> _GOAL OF THE EXERCISE_:
Everything in the listing except the pictures should be written out exactly.

═══

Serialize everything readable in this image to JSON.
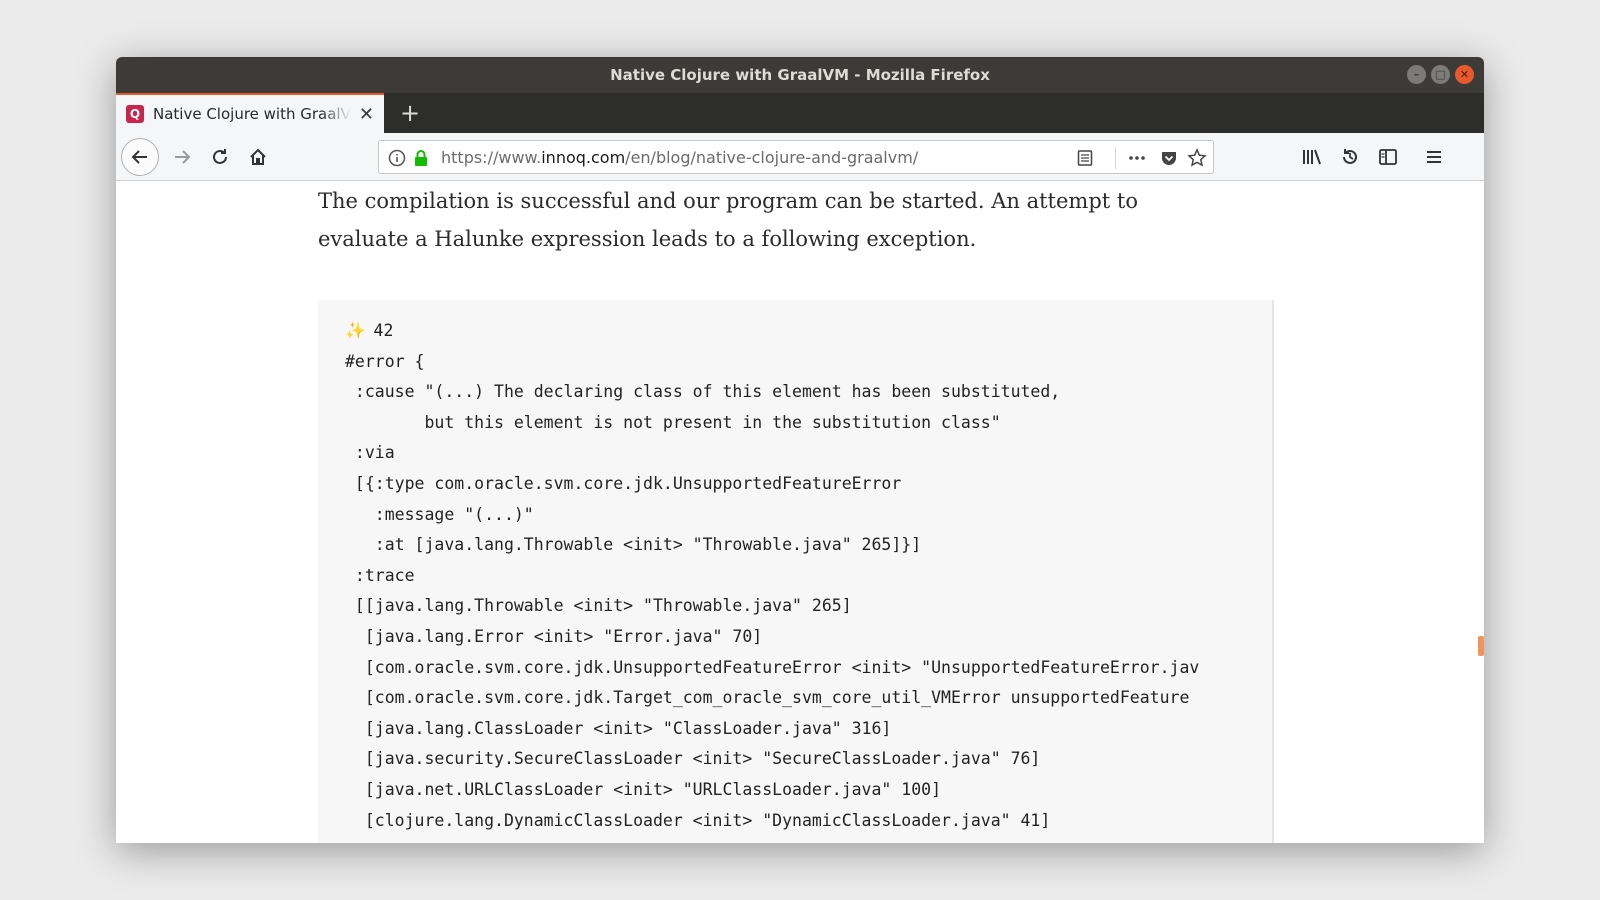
{
  "window": {
    "title": "Native Clojure with GraalVM - Mozilla Firefox"
  },
  "tab": {
    "title": "Native Clojure with GraalVM",
    "favicon_letter": "Q"
  },
  "urlbar": {
    "prefix": "https://www.",
    "host": "innoq.com",
    "path": "/en/blog/native-clojure-and-graalvm/"
  },
  "article": {
    "paragraph": "The compilation is successful and our program can be started. An attempt to evaluate a Halunke expression leads to a following exception."
  },
  "code": {
    "prompt_symbol": "✨",
    "lines": [
      "42",
      "#error {",
      " :cause \"(...) The declaring class of this element has been substituted,",
      "        but this element is not present in the substitution class\"",
      " :via",
      " [{:type com.oracle.svm.core.jdk.UnsupportedFeatureError",
      "   :message \"(...)\"",
      "   :at [java.lang.Throwable <init> \"Throwable.java\" 265]}]",
      " :trace",
      " [[java.lang.Throwable <init> \"Throwable.java\" 265]",
      "  [java.lang.Error <init> \"Error.java\" 70]",
      "  [com.oracle.svm.core.jdk.UnsupportedFeatureError <init> \"UnsupportedFeatureError.jav",
      "  [com.oracle.svm.core.jdk.Target_com_oracle_svm_core_util_VMError unsupportedFeature",
      "  [java.lang.ClassLoader <init> \"ClassLoader.java\" 316]",
      "  [java.security.SecureClassLoader <init> \"SecureClassLoader.java\" 76]",
      "  [java.net.URLClassLoader <init> \"URLClassLoader.java\" 100]",
      "  [clojure.lang.DynamicClassLoader <init> \"DynamicClassLoader.java\" 41]"
    ]
  },
  "colors": {
    "titlebar": "#3c3b37",
    "tab_accent": "#e35b2b",
    "favicon": "#c7244e",
    "lock": "#12bc00"
  }
}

═══

> _THE RESULT_:
Serialize everything readable in this image to JSON.
{
  "window": {
    "title": "Native Clojure with GraalVM - Mozilla Firefox"
  },
  "tab": {
    "title": "Native Clojure with GraalVM",
    "favicon_letter": "Q"
  },
  "urlbar": {
    "prefix": "https://www.",
    "host": "innoq.com",
    "path": "/en/blog/native-clojure-and-graalvm/"
  },
  "article": {
    "paragraph": "The compilation is successful and our program can be started. An attempt to evaluate a Halunke expression leads to a following exception."
  },
  "code": {
    "prompt_symbol": "✨",
    "lines": [
      "42",
      "#error {",
      " :cause \"(...) The declaring class of this element has been substituted,",
      "        but this element is not present in the substitution class\"",
      " :via",
      " [{:type com.oracle.svm.core.jdk.UnsupportedFeatureError",
      "   :message \"(...)\"",
      "   :at [java.lang.Throwable <init> \"Throwable.java\" 265]}]",
      " :trace",
      " [[java.lang.Throwable <init> \"Throwable.java\" 265]",
      "  [java.lang.Error <init> \"Error.java\" 70]",
      "  [com.oracle.svm.core.jdk.UnsupportedFeatureError <init> \"UnsupportedFeatureError.jav",
      "  [com.oracle.svm.core.jdk.Target_com_oracle_svm_core_util_VMError unsupportedFeature",
      "  [java.lang.ClassLoader <init> \"ClassLoader.java\" 316]",
      "  [java.security.SecureClassLoader <init> \"SecureClassLoader.java\" 76]",
      "  [java.net.URLClassLoader <init> \"URLClassLoader.java\" 100]",
      "  [clojure.lang.DynamicClassLoader <init> \"DynamicClassLoader.java\" 41]"
    ]
  },
  "colors": {
    "titlebar": "#3c3b37",
    "tab_accent": "#e35b2b",
    "favicon": "#c7244e",
    "lock": "#12bc00"
  }
}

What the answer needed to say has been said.